** begin Task input **

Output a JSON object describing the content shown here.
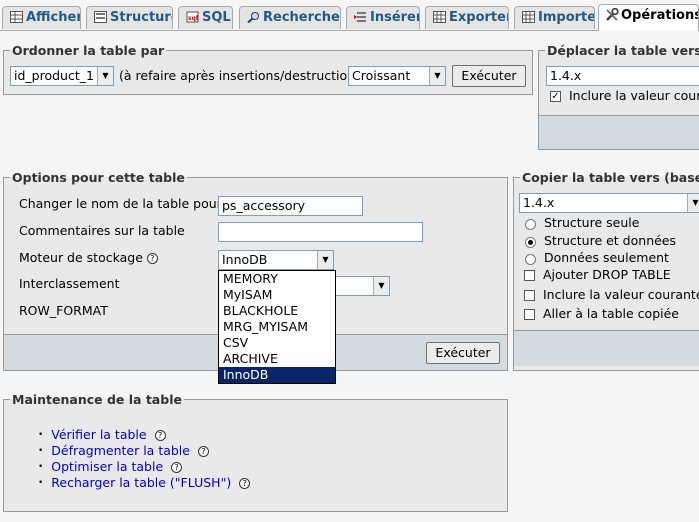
{
  "tabs": [
    {
      "label": "Afficher",
      "icon": "browse-icon"
    },
    {
      "label": "Structure",
      "icon": "structure-icon"
    },
    {
      "label": "SQL",
      "icon": "sql-icon"
    },
    {
      "label": "Rechercher",
      "icon": "search-icon"
    },
    {
      "label": "Insérer",
      "icon": "insert-icon"
    },
    {
      "label": "Exporter",
      "icon": "export-icon"
    },
    {
      "label": "Importer",
      "icon": "import-icon"
    },
    {
      "label": "Opérations",
      "icon": "operations-icon",
      "active": true
    }
  ],
  "order": {
    "legend": "Ordonner la table par",
    "column_value": "id_product_1",
    "note": "(à refaire après insertions/destructions)",
    "direction_value": "Croissant",
    "execute_label": "Exécuter"
  },
  "move": {
    "legend": "Déplacer la table vers (ba",
    "db_value": "1.4.x",
    "include_autoinc_label": "Inclure la valeur couran",
    "include_autoinc_checked": true
  },
  "options": {
    "legend": "Options pour cette table",
    "rename_label": "Changer le nom de la table pour",
    "rename_value": "ps_accessory",
    "comment_label": "Commentaires sur la table",
    "comment_value": "",
    "engine_label": "Moteur de stockage",
    "engine_value": "InnoDB",
    "collation_label": "Interclassement",
    "row_format_label": "ROW_FORMAT",
    "engine_options": [
      "MEMORY",
      "MyISAM",
      "BLACKHOLE",
      "MRG_MYISAM",
      "CSV",
      "ARCHIVE",
      "InnoDB"
    ],
    "engine_selected_index": 6,
    "execute_label": "Exécuter"
  },
  "copy": {
    "legend": "Copier la table vers (base.ta",
    "db_value": "1.4.x",
    "radio_structure_only": "Structure seule",
    "radio_structure_data": "Structure et données",
    "radio_data_only": "Données seulement",
    "selected_radio": "Structure et données",
    "add_drop_label": "Ajouter DROP TABLE",
    "include_autoinc_label": "Inclure la valeur courante de",
    "goto_copied_label": "Aller à la table copiée"
  },
  "maintenance": {
    "legend": "Maintenance de la table",
    "links": [
      "Vérifier la table",
      "Défragmenter la table",
      "Optimiser la table",
      "Recharger la table (\"FLUSH\")"
    ]
  }
}
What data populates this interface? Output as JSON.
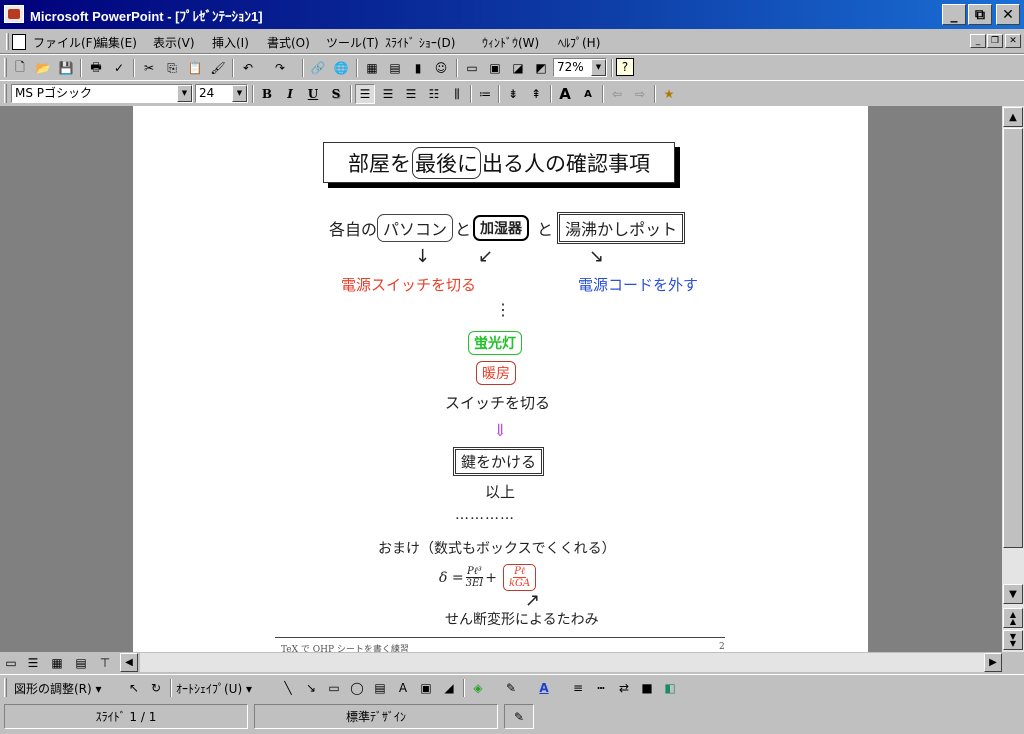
{
  "window": {
    "title": "Microsoft PowerPoint - [ﾌﾟﾚｾﾞﾝﾃｰｼｮﾝ1]",
    "minimize": "_",
    "restore": "⧉",
    "close": "✕"
  },
  "menubar": {
    "items": [
      "ファイル(F)",
      "編集(E)",
      "表示(V)",
      "挿入(I)",
      "書式(O)",
      "ツール(T)",
      "ｽﾗｲﾄﾞ ｼｮｰ(D)",
      "ｳｨﾝﾄﾞｳ(W)",
      "ﾍﾙﾌﾟ(H)"
    ]
  },
  "standard_toolbar": {
    "zoom": "72%",
    "help": "?"
  },
  "format_toolbar": {
    "font": "MS Pゴシック",
    "size": "24",
    "bold": "B",
    "italic": "I",
    "underline": "U",
    "shadow": "S"
  },
  "slide": {
    "title_pre": "部屋を",
    "title_boxed": "最後に",
    "title_post": "出る人の確認事項",
    "line1_pre": "各自の",
    "pc": "パソコン",
    "and1": "と",
    "humidifier": "加湿器",
    "and2": "と",
    "kettle": "湯沸かしポット",
    "arrow_down": "↓",
    "arrow_sw": "↙",
    "arrow_se": "↘",
    "switch_off": "電源スイッチを切る",
    "unplug": "電源コードを外す",
    "vdots": "⋮",
    "fluorescent": "蛍光灯",
    "heater": "暖房",
    "switch_off2": "スイッチを切る",
    "dbl_arrow": "⇓",
    "lock": "鍵をかける",
    "end": "以上",
    "dots": "…………",
    "bonus": "おまけ（数式もボックスでくくれる）",
    "formula_delta": "δ =",
    "frac1_num": "Pℓ³",
    "frac1_den": "3EI",
    "plus": "+",
    "frac2_num": "Pℓ",
    "frac2_den": "kGA",
    "arrow_ne": "↗",
    "shear": "せん断変形によるたわみ",
    "footer_left": "TeX で OHP シートを書く練習",
    "footer_right": "2"
  },
  "colors": {
    "red": "#e8412c",
    "blue": "#2a4fd8",
    "green": "#22c22a",
    "magenta": "#c050e0"
  },
  "drawing_toolbar": {
    "draw": "図形の調整(R)",
    "autoshape": "ｵｰﾄｼｪｲﾌﾟ(U)"
  },
  "status": {
    "slide": "ｽﾗｲﾄﾞ 1 / 1",
    "design": "標準ﾃﾞｻﾞｲﾝ"
  }
}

** end Task input **

[Problem to work on] Pictures in the records should not appear in your copy, but everything else must be transcribed exactly.

[Solution for this task]
Output a JSON object describing the content shown here.
{
  "tabs": [
    {
      "label": "Afficher",
      "icon": "browse-icon"
    },
    {
      "label": "Structure",
      "icon": "structure-icon"
    },
    {
      "label": "SQL",
      "icon": "sql-icon"
    },
    {
      "label": "Rechercher",
      "icon": "search-icon"
    },
    {
      "label": "Insérer",
      "icon": "insert-icon"
    },
    {
      "label": "Exporter",
      "icon": "export-icon"
    },
    {
      "label": "Importer",
      "icon": "import-icon"
    },
    {
      "label": "Opérations",
      "icon": "operations-icon",
      "active": true
    }
  ],
  "order": {
    "legend": "Ordonner la table par",
    "column_value": "id_product_1",
    "note": "(à refaire après insertions/destructions)",
    "direction_value": "Croissant",
    "execute_label": "Exécuter"
  },
  "move": {
    "legend": "Déplacer la table vers (ba",
    "db_value": "1.4.x",
    "include_autoinc_label": "Inclure la valeur couran",
    "include_autoinc_checked": true
  },
  "options": {
    "legend": "Options pour cette table",
    "rename_label": "Changer le nom de la table pour",
    "rename_value": "ps_accessory",
    "comment_label": "Commentaires sur la table",
    "comment_value": "",
    "engine_label": "Moteur de stockage",
    "engine_value": "InnoDB",
    "collation_label": "Interclassement",
    "row_format_label": "ROW_FORMAT",
    "engine_options": [
      "MEMORY",
      "MyISAM",
      "BLACKHOLE",
      "MRG_MYISAM",
      "CSV",
      "ARCHIVE",
      "InnoDB"
    ],
    "engine_selected_index": 6,
    "execute_label": "Exécuter"
  },
  "copy": {
    "legend": "Copier la table vers (base.ta",
    "db_value": "1.4.x",
    "radio_structure_only": "Structure seule",
    "radio_structure_data": "Structure et données",
    "radio_data_only": "Données seulement",
    "selected_radio": "Structure et données",
    "add_drop_label": "Ajouter DROP TABLE",
    "include_autoinc_label": "Inclure la valeur courante de",
    "goto_copied_label": "Aller à la table copiée"
  },
  "maintenance": {
    "legend": "Maintenance de la table",
    "links": [
      "Vérifier la table",
      "Défragmenter la table",
      "Optimiser la table",
      "Recharger la table (\"FLUSH\")"
    ]
  }
}
What data populates this interface? Output as JSON.
{
  "window": {
    "title": "Microsoft PowerPoint - [ﾌﾟﾚｾﾞﾝﾃｰｼｮﾝ1]",
    "minimize": "_",
    "restore": "⧉",
    "close": "✕"
  },
  "menubar": {
    "items": [
      "ファイル(F)",
      "編集(E)",
      "表示(V)",
      "挿入(I)",
      "書式(O)",
      "ツール(T)",
      "ｽﾗｲﾄﾞ ｼｮｰ(D)",
      "ｳｨﾝﾄﾞｳ(W)",
      "ﾍﾙﾌﾟ(H)"
    ]
  },
  "standard_toolbar": {
    "zoom": "72%",
    "help": "?"
  },
  "format_toolbar": {
    "font": "MS Pゴシック",
    "size": "24",
    "bold": "B",
    "italic": "I",
    "underline": "U",
    "shadow": "S"
  },
  "slide": {
    "title_pre": "部屋を",
    "title_boxed": "最後に",
    "title_post": "出る人の確認事項",
    "line1_pre": "各自の",
    "pc": "パソコン",
    "and1": "と",
    "humidifier": "加湿器",
    "and2": "と",
    "kettle": "湯沸かしポット",
    "arrow_down": "↓",
    "arrow_sw": "↙",
    "arrow_se": "↘",
    "switch_off": "電源スイッチを切る",
    "unplug": "電源コードを外す",
    "vdots": "⋮",
    "fluorescent": "蛍光灯",
    "heater": "暖房",
    "switch_off2": "スイッチを切る",
    "dbl_arrow": "⇓",
    "lock": "鍵をかける",
    "end": "以上",
    "dots": "…………",
    "bonus": "おまけ（数式もボックスでくくれる）",
    "formula_delta": "δ =",
    "frac1_num": "Pℓ³",
    "frac1_den": "3EI",
    "plus": "+",
    "frac2_num": "Pℓ",
    "frac2_den": "kGA",
    "arrow_ne": "↗",
    "shear": "せん断変形によるたわみ",
    "footer_left": "TeX で OHP シートを書く練習",
    "footer_right": "2"
  },
  "colors": {
    "red": "#e8412c",
    "blue": "#2a4fd8",
    "green": "#22c22a",
    "magenta": "#c050e0"
  },
  "drawing_toolbar": {
    "draw": "図形の調整(R)",
    "autoshape": "ｵｰﾄｼｪｲﾌﾟ(U)"
  },
  "status": {
    "slide": "ｽﾗｲﾄﾞ 1 / 1",
    "design": "標準ﾃﾞｻﾞｲﾝ"
  }
}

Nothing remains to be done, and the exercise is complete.